◆ Task details ◆
Repeat each line of the material exactly.

◆ Records provided ◆
══════

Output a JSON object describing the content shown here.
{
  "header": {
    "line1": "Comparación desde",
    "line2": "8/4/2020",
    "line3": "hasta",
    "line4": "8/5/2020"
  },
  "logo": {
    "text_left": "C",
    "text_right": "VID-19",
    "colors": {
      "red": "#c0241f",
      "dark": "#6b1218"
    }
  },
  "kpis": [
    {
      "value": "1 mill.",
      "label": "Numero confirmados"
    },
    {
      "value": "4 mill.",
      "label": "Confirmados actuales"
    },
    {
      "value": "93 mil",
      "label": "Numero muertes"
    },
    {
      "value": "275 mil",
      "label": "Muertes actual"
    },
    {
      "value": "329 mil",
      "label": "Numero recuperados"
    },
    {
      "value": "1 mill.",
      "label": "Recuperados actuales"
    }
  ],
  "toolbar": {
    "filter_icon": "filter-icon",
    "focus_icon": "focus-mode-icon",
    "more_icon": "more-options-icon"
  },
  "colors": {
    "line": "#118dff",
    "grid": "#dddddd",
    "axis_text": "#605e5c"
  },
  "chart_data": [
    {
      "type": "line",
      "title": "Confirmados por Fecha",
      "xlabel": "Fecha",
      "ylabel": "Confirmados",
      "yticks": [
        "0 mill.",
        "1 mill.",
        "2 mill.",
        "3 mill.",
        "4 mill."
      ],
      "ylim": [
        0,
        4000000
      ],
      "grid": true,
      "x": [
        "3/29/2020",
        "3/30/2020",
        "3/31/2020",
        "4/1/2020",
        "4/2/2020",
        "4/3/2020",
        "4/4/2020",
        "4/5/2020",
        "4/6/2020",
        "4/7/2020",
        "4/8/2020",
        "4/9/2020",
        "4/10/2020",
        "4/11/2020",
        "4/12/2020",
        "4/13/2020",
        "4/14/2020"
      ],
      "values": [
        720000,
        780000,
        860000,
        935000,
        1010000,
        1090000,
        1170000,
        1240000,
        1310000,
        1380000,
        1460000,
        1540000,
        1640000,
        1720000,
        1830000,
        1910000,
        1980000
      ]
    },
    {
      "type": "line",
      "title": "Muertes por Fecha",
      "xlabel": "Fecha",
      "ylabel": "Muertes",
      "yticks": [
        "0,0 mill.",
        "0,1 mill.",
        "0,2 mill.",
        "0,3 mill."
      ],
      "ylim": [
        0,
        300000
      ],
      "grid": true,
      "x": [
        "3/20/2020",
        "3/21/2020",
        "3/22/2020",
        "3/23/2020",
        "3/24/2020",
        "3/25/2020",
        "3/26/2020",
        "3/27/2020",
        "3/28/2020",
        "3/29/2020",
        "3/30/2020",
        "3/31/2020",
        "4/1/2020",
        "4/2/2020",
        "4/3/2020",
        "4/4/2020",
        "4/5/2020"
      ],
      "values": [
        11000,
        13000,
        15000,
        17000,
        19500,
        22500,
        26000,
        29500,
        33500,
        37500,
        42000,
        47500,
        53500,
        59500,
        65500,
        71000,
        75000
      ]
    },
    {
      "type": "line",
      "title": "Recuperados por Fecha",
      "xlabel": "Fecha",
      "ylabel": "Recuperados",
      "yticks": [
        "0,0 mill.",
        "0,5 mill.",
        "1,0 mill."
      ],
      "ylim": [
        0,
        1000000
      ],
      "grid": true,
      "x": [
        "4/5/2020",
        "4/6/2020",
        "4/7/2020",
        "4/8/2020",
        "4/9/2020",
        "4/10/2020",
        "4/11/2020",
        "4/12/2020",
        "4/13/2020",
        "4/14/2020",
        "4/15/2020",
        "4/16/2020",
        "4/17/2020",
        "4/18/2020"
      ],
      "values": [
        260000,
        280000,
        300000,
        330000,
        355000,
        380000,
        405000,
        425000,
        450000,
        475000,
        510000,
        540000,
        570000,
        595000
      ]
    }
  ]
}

══════

◆ Written response ◆
Output a JSON object describing the content shown here.
{
  "header": {
    "line1": "Comparación desde",
    "line2": "8/4/2020",
    "line3": "hasta",
    "line4": "8/5/2020"
  },
  "logo": {
    "text_left": "C",
    "text_right": "VID-19",
    "colors": {
      "red": "#c0241f",
      "dark": "#6b1218"
    }
  },
  "kpis": [
    {
      "value": "1 mill.",
      "label": "Numero confirmados"
    },
    {
      "value": "4 mill.",
      "label": "Confirmados actuales"
    },
    {
      "value": "93 mil",
      "label": "Numero muertes"
    },
    {
      "value": "275 mil",
      "label": "Muertes actual"
    },
    {
      "value": "329 mil",
      "label": "Numero recuperados"
    },
    {
      "value": "1 mill.",
      "label": "Recuperados actuales"
    }
  ],
  "toolbar": {
    "filter_icon": "filter-icon",
    "focus_icon": "focus-mode-icon",
    "more_icon": "more-options-icon"
  },
  "colors": {
    "line": "#118dff",
    "grid": "#dddddd",
    "axis_text": "#605e5c"
  },
  "chart_data": [
    {
      "type": "line",
      "title": "Confirmados por Fecha",
      "xlabel": "Fecha",
      "ylabel": "Confirmados",
      "yticks": [
        "0 mill.",
        "1 mill.",
        "2 mill.",
        "3 mill.",
        "4 mill."
      ],
      "ylim": [
        0,
        4000000
      ],
      "grid": true,
      "x": [
        "3/29/2020",
        "3/30/2020",
        "3/31/2020",
        "4/1/2020",
        "4/2/2020",
        "4/3/2020",
        "4/4/2020",
        "4/5/2020",
        "4/6/2020",
        "4/7/2020",
        "4/8/2020",
        "4/9/2020",
        "4/10/2020",
        "4/11/2020",
        "4/12/2020",
        "4/13/2020",
        "4/14/2020"
      ],
      "values": [
        720000,
        780000,
        860000,
        935000,
        1010000,
        1090000,
        1170000,
        1240000,
        1310000,
        1380000,
        1460000,
        1540000,
        1640000,
        1720000,
        1830000,
        1910000,
        1980000
      ]
    },
    {
      "type": "line",
      "title": "Muertes por Fecha",
      "xlabel": "Fecha",
      "ylabel": "Muertes",
      "yticks": [
        "0,0 mill.",
        "0,1 mill.",
        "0,2 mill.",
        "0,3 mill."
      ],
      "ylim": [
        0,
        300000
      ],
      "grid": true,
      "x": [
        "3/20/2020",
        "3/21/2020",
        "3/22/2020",
        "3/23/2020",
        "3/24/2020",
        "3/25/2020",
        "3/26/2020",
        "3/27/2020",
        "3/28/2020",
        "3/29/2020",
        "3/30/2020",
        "3/31/2020",
        "4/1/2020",
        "4/2/2020",
        "4/3/2020",
        "4/4/2020",
        "4/5/2020"
      ],
      "values": [
        11000,
        13000,
        15000,
        17000,
        19500,
        22500,
        26000,
        29500,
        33500,
        37500,
        42000,
        47500,
        53500,
        59500,
        65500,
        71000,
        75000
      ]
    },
    {
      "type": "line",
      "title": "Recuperados por Fecha",
      "xlabel": "Fecha",
      "ylabel": "Recuperados",
      "yticks": [
        "0,0 mill.",
        "0,5 mill.",
        "1,0 mill."
      ],
      "ylim": [
        0,
        1000000
      ],
      "grid": true,
      "x": [
        "4/5/2020",
        "4/6/2020",
        "4/7/2020",
        "4/8/2020",
        "4/9/2020",
        "4/10/2020",
        "4/11/2020",
        "4/12/2020",
        "4/13/2020",
        "4/14/2020",
        "4/15/2020",
        "4/16/2020",
        "4/17/2020",
        "4/18/2020"
      ],
      "values": [
        260000,
        280000,
        300000,
        330000,
        355000,
        380000,
        405000,
        425000,
        450000,
        475000,
        510000,
        540000,
        570000,
        595000
      ]
    }
  ]
}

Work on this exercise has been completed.